--- start of RECORDS ---

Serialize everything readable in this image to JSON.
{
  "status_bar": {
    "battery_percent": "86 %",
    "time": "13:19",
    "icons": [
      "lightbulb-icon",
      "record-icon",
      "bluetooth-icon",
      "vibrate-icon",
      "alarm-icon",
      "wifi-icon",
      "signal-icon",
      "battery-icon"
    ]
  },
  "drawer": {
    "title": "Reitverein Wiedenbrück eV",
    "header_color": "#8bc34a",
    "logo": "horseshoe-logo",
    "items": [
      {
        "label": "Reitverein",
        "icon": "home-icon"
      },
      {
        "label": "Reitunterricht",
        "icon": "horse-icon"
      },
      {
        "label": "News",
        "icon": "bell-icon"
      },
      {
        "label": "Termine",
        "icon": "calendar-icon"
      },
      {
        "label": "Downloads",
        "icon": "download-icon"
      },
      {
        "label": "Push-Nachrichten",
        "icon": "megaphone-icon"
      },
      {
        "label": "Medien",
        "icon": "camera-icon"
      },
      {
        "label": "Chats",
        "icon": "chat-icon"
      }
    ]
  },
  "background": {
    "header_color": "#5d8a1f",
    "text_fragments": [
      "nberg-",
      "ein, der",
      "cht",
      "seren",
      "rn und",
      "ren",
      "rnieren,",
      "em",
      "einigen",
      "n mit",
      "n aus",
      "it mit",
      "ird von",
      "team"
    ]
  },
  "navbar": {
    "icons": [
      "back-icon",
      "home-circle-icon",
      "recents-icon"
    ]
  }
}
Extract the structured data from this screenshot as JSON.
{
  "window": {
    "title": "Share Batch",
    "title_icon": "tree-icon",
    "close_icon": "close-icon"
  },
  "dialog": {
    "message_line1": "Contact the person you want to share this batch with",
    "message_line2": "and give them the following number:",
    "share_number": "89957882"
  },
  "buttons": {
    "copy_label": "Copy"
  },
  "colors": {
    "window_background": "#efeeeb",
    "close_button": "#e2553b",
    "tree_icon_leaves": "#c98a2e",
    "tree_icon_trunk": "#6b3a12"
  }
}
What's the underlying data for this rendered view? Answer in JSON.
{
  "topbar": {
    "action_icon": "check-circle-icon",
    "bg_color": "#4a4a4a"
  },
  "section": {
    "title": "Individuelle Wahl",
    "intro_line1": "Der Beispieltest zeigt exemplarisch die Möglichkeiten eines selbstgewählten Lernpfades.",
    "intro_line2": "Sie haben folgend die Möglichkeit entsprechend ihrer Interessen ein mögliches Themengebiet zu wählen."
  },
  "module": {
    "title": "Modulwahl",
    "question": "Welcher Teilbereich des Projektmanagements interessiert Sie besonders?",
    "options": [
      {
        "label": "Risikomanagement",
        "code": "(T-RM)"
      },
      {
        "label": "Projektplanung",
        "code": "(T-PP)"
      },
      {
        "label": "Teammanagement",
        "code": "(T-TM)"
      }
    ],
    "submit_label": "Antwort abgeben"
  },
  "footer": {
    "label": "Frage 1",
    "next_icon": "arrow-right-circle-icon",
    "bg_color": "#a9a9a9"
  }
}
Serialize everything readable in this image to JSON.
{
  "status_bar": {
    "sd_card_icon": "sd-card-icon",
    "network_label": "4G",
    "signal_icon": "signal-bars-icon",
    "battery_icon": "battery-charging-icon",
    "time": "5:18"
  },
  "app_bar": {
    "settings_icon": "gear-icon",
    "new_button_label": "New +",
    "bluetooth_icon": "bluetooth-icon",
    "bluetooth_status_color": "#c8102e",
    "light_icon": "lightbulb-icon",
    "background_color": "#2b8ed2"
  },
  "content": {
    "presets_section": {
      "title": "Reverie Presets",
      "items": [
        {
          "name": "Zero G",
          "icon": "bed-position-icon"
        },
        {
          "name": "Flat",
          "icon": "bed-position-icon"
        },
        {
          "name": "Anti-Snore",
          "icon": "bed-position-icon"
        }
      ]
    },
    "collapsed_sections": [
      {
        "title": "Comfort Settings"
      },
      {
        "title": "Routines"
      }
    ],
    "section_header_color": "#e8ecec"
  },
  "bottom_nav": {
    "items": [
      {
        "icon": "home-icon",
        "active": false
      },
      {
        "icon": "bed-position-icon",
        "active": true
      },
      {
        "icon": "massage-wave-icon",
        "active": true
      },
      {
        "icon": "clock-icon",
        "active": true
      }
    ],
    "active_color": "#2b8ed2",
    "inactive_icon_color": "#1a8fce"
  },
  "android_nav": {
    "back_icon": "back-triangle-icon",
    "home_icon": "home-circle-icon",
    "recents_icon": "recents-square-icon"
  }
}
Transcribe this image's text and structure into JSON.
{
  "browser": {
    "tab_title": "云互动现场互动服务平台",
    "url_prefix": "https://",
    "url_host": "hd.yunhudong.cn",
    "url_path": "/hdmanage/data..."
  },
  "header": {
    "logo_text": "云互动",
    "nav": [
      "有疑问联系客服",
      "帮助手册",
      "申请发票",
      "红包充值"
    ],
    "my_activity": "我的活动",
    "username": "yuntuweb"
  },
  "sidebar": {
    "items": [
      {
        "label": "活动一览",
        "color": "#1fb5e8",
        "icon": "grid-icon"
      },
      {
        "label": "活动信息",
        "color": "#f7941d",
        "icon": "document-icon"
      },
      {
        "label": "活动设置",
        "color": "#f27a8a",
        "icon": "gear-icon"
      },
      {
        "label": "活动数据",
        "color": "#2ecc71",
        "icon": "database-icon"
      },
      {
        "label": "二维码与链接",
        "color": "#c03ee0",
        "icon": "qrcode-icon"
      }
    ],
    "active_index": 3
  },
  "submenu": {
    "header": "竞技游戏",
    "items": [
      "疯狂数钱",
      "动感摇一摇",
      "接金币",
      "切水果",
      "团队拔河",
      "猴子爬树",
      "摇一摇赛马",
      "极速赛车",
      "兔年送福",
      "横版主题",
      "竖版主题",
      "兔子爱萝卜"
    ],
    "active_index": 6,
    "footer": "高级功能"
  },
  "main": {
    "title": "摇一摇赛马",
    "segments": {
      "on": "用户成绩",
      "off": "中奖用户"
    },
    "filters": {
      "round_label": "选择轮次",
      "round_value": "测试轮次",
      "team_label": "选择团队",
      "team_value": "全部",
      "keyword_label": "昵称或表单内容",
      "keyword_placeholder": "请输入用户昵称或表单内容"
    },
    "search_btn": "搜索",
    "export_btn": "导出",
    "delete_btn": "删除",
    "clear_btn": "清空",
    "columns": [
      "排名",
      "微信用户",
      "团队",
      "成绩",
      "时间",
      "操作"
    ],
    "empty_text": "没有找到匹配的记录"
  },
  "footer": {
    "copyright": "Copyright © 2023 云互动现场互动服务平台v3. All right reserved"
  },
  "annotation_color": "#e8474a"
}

--- end of RECORDS ---

*TASK BRIEF*: Copy the data above exactly. Every line must be included.

*FINAL ANSWER*:
Serialize everything readable in this image to JSON.
{
  "status_bar": {
    "battery_percent": "86 %",
    "time": "13:19",
    "icons": [
      "lightbulb-icon",
      "record-icon",
      "bluetooth-icon",
      "vibrate-icon",
      "alarm-icon",
      "wifi-icon",
      "signal-icon",
      "battery-icon"
    ]
  },
  "drawer": {
    "title": "Reitverein Wiedenbrück eV",
    "header_color": "#8bc34a",
    "logo": "horseshoe-logo",
    "items": [
      {
        "label": "Reitverein",
        "icon": "home-icon"
      },
      {
        "label": "Reitunterricht",
        "icon": "horse-icon"
      },
      {
        "label": "News",
        "icon": "bell-icon"
      },
      {
        "label": "Termine",
        "icon": "calendar-icon"
      },
      {
        "label": "Downloads",
        "icon": "download-icon"
      },
      {
        "label": "Push-Nachrichten",
        "icon": "megaphone-icon"
      },
      {
        "label": "Medien",
        "icon": "camera-icon"
      },
      {
        "label": "Chats",
        "icon": "chat-icon"
      }
    ]
  },
  "background": {
    "header_color": "#5d8a1f",
    "text_fragments": [
      "nberg-",
      "ein, der",
      "cht",
      "seren",
      "rn und",
      "ren",
      "rnieren,",
      "em",
      "einigen",
      "n mit",
      "n aus",
      "it mit",
      "ird von",
      "team"
    ]
  },
  "navbar": {
    "icons": [
      "back-icon",
      "home-circle-icon",
      "recents-icon"
    ]
  }
}
Extract the structured data from this screenshot as JSON.
{
  "window": {
    "title": "Share Batch",
    "title_icon": "tree-icon",
    "close_icon": "close-icon"
  },
  "dialog": {
    "message_line1": "Contact the person you want to share this batch with",
    "message_line2": "and give them the following number:",
    "share_number": "89957882"
  },
  "buttons": {
    "copy_label": "Copy"
  },
  "colors": {
    "window_background": "#efeeeb",
    "close_button": "#e2553b",
    "tree_icon_leaves": "#c98a2e",
    "tree_icon_trunk": "#6b3a12"
  }
}
What's the underlying data for this rendered view? Answer in JSON.
{
  "topbar": {
    "action_icon": "check-circle-icon",
    "bg_color": "#4a4a4a"
  },
  "section": {
    "title": "Individuelle Wahl",
    "intro_line1": "Der Beispieltest zeigt exemplarisch die Möglichkeiten eines selbstgewählten Lernpfades.",
    "intro_line2": "Sie haben folgend die Möglichkeit entsprechend ihrer Interessen ein mögliches Themengebiet zu wählen."
  },
  "module": {
    "title": "Modulwahl",
    "question": "Welcher Teilbereich des Projektmanagements interessiert Sie besonders?",
    "options": [
      {
        "label": "Risikomanagement",
        "code": "(T-RM)"
      },
      {
        "label": "Projektplanung",
        "code": "(T-PP)"
      },
      {
        "label": "Teammanagement",
        "code": "(T-TM)"
      }
    ],
    "submit_label": "Antwort abgeben"
  },
  "footer": {
    "label": "Frage 1",
    "next_icon": "arrow-right-circle-icon",
    "bg_color": "#a9a9a9"
  }
}
Serialize everything readable in this image to JSON.
{
  "status_bar": {
    "sd_card_icon": "sd-card-icon",
    "network_label": "4G",
    "signal_icon": "signal-bars-icon",
    "battery_icon": "battery-charging-icon",
    "time": "5:18"
  },
  "app_bar": {
    "settings_icon": "gear-icon",
    "new_button_label": "New +",
    "bluetooth_icon": "bluetooth-icon",
    "bluetooth_status_color": "#c8102e",
    "light_icon": "lightbulb-icon",
    "background_color": "#2b8ed2"
  },
  "content": {
    "presets_section": {
      "title": "Reverie Presets",
      "items": [
        {
          "name": "Zero G",
          "icon": "bed-position-icon"
        },
        {
          "name": "Flat",
          "icon": "bed-position-icon"
        },
        {
          "name": "Anti-Snore",
          "icon": "bed-position-icon"
        }
      ]
    },
    "collapsed_sections": [
      {
        "title": "Comfort Settings"
      },
      {
        "title": "Routines"
      }
    ],
    "section_header_color": "#e8ecec"
  },
  "bottom_nav": {
    "items": [
      {
        "icon": "home-icon",
        "active": false
      },
      {
        "icon": "bed-position-icon",
        "active": true
      },
      {
        "icon": "massage-wave-icon",
        "active": true
      },
      {
        "icon": "clock-icon",
        "active": true
      }
    ],
    "active_color": "#2b8ed2",
    "inactive_icon_color": "#1a8fce"
  },
  "android_nav": {
    "back_icon": "back-triangle-icon",
    "home_icon": "home-circle-icon",
    "recents_icon": "recents-square-icon"
  }
}
Transcribe this image's text and structure into JSON.
{
  "browser": {
    "tab_title": "云互动现场互动服务平台",
    "url_prefix": "https://",
    "url_host": "hd.yunhudong.cn",
    "url_path": "/hdmanage/data..."
  },
  "header": {
    "logo_text": "云互动",
    "nav": [
      "有疑问联系客服",
      "帮助手册",
      "申请发票",
      "红包充值"
    ],
    "my_activity": "我的活动",
    "username": "yuntuweb"
  },
  "sidebar": {
    "items": [
      {
        "label": "活动一览",
        "color": "#1fb5e8",
        "icon": "grid-icon"
      },
      {
        "label": "活动信息",
        "color": "#f7941d",
        "icon": "document-icon"
      },
      {
        "label": "活动设置",
        "color": "#f27a8a",
        "icon": "gear-icon"
      },
      {
        "label": "活动数据",
        "color": "#2ecc71",
        "icon": "database-icon"
      },
      {
        "label": "二维码与链接",
        "color": "#c03ee0",
        "icon": "qrcode-icon"
      }
    ],
    "active_index": 3
  },
  "submenu": {
    "header": "竞技游戏",
    "items": [
      "疯狂数钱",
      "动感摇一摇",
      "接金币",
      "切水果",
      "团队拔河",
      "猴子爬树",
      "摇一摇赛马",
      "极速赛车",
      "兔年送福",
      "横版主题",
      "竖版主题",
      "兔子爱萝卜"
    ],
    "active_index": 6,
    "footer": "高级功能"
  },
  "main": {
    "title": "摇一摇赛马",
    "segments": {
      "on": "用户成绩",
      "off": "中奖用户"
    },
    "filters": {
      "round_label": "选择轮次",
      "round_value": "测试轮次",
      "team_label": "选择团队",
      "team_value": "全部",
      "keyword_label": "昵称或表单内容",
      "keyword_placeholder": "请输入用户昵称或表单内容"
    },
    "search_btn": "搜索",
    "export_btn": "导出",
    "delete_btn": "删除",
    "clear_btn": "清空",
    "columns": [
      "排名",
      "微信用户",
      "团队",
      "成绩",
      "时间",
      "操作"
    ],
    "empty_text": "没有找到匹配的记录"
  },
  "footer": {
    "copyright": "Copyright © 2023 云互动现场互动服务平台v3. All right reserved"
  },
  "annotation_color": "#e8474a"
}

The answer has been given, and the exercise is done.